- _WHAT THIS TASK INVOLVES_
Look through the data below and count each line where the word "ACCOUNT" appears. Reply with the count alone.

[START OF DATASET EXTRACT]

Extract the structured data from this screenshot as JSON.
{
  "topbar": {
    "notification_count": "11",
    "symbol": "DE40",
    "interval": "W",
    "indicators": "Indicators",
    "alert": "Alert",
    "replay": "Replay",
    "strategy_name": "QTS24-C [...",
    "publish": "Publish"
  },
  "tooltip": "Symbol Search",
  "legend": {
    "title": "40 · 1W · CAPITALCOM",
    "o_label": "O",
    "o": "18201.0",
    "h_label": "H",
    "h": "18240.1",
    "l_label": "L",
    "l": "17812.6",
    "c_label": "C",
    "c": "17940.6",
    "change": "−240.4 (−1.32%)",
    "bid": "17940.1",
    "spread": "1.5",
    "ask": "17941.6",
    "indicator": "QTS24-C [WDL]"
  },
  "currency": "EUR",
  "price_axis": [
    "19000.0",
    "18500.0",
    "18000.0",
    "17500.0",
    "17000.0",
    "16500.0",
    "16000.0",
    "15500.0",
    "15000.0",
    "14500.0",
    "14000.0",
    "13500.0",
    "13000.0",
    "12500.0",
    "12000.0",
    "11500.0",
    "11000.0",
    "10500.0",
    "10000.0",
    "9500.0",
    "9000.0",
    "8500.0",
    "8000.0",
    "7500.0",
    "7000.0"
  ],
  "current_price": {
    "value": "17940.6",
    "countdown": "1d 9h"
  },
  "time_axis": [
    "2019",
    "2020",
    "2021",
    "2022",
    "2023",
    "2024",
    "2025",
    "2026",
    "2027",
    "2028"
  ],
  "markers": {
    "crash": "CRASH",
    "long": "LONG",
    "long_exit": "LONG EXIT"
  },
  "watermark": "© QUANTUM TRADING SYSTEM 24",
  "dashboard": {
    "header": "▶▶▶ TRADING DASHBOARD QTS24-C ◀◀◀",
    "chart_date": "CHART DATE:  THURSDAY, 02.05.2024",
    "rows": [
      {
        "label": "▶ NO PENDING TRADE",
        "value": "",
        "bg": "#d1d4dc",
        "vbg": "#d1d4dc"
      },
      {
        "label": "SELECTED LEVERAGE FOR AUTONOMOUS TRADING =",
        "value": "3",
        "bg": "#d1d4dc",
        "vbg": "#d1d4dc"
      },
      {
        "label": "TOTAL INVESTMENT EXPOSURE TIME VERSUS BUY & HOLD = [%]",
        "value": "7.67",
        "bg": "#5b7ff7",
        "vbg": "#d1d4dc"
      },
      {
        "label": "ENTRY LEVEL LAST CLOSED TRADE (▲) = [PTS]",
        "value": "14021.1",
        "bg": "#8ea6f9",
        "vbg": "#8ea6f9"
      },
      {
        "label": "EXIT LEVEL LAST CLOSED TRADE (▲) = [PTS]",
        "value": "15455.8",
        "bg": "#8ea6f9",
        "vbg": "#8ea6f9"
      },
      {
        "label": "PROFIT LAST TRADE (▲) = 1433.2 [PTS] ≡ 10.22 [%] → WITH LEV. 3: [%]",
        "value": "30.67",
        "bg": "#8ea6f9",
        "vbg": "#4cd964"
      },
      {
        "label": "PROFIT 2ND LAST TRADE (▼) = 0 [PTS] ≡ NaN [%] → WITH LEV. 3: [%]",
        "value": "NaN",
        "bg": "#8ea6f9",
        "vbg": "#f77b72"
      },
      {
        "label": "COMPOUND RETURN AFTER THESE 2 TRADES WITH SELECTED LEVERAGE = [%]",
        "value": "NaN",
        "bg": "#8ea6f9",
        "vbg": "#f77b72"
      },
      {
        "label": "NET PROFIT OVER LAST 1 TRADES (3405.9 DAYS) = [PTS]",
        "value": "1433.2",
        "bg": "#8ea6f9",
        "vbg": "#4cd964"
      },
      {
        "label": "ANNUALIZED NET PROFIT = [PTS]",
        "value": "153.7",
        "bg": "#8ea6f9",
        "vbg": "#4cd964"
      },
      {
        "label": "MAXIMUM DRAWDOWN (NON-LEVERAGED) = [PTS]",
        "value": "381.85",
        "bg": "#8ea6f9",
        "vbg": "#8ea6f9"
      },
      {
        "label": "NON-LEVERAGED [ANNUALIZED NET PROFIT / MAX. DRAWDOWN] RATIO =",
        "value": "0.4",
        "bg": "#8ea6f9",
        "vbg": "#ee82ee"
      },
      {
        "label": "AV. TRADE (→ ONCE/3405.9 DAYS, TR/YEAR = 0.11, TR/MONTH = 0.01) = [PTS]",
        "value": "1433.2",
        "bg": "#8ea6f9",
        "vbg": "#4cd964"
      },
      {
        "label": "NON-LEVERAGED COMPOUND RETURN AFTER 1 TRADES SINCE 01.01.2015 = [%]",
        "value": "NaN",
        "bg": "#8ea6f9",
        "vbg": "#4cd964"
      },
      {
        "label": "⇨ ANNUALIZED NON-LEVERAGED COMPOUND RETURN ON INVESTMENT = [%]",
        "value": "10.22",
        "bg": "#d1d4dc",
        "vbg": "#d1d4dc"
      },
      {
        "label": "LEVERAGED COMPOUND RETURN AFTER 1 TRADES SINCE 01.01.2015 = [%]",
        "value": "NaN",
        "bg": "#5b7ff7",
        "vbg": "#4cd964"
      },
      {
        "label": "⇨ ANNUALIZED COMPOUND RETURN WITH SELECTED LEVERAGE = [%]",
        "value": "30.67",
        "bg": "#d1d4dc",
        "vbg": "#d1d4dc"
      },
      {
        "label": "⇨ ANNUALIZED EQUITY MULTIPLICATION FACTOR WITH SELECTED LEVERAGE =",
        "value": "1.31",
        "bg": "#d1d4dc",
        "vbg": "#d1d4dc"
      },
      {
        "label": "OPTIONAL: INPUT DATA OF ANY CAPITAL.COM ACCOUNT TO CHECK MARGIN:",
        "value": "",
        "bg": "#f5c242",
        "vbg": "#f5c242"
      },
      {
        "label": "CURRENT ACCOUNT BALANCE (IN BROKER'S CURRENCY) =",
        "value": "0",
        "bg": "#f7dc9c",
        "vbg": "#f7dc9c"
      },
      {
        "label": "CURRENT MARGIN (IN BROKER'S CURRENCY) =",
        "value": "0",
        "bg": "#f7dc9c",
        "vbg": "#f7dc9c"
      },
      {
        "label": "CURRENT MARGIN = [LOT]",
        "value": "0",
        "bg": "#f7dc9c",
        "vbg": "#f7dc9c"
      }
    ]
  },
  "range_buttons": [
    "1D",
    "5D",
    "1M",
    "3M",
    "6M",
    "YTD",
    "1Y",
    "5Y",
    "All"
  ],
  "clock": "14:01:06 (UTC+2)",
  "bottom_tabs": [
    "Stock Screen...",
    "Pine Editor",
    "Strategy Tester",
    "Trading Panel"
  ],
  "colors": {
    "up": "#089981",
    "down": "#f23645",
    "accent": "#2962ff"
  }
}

[END OF DATASET EXTRACT]

- _RESULT_
2